(Dataset entries)
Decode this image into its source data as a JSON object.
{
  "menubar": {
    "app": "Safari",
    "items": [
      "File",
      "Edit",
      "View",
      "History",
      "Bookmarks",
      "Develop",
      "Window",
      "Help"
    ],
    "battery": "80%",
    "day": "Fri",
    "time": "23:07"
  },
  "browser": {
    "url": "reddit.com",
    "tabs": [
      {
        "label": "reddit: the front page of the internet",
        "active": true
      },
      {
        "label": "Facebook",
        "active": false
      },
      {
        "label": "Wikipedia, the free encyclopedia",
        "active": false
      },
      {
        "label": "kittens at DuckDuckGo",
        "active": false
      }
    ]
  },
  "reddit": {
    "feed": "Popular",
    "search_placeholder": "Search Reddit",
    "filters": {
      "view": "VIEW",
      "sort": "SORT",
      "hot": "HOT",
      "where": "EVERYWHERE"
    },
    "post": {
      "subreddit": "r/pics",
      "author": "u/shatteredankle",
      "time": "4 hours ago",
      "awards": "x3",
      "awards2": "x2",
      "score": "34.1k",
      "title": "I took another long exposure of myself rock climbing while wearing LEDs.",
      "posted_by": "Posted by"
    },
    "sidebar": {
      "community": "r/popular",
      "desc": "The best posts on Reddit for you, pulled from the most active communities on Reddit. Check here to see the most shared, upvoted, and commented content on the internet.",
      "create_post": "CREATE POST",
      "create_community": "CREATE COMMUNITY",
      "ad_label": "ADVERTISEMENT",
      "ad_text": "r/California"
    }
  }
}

### GOAL
Determine how many lines in the listing above hold the word "CREATE", answering with the number only.

### TASK ANSWER
2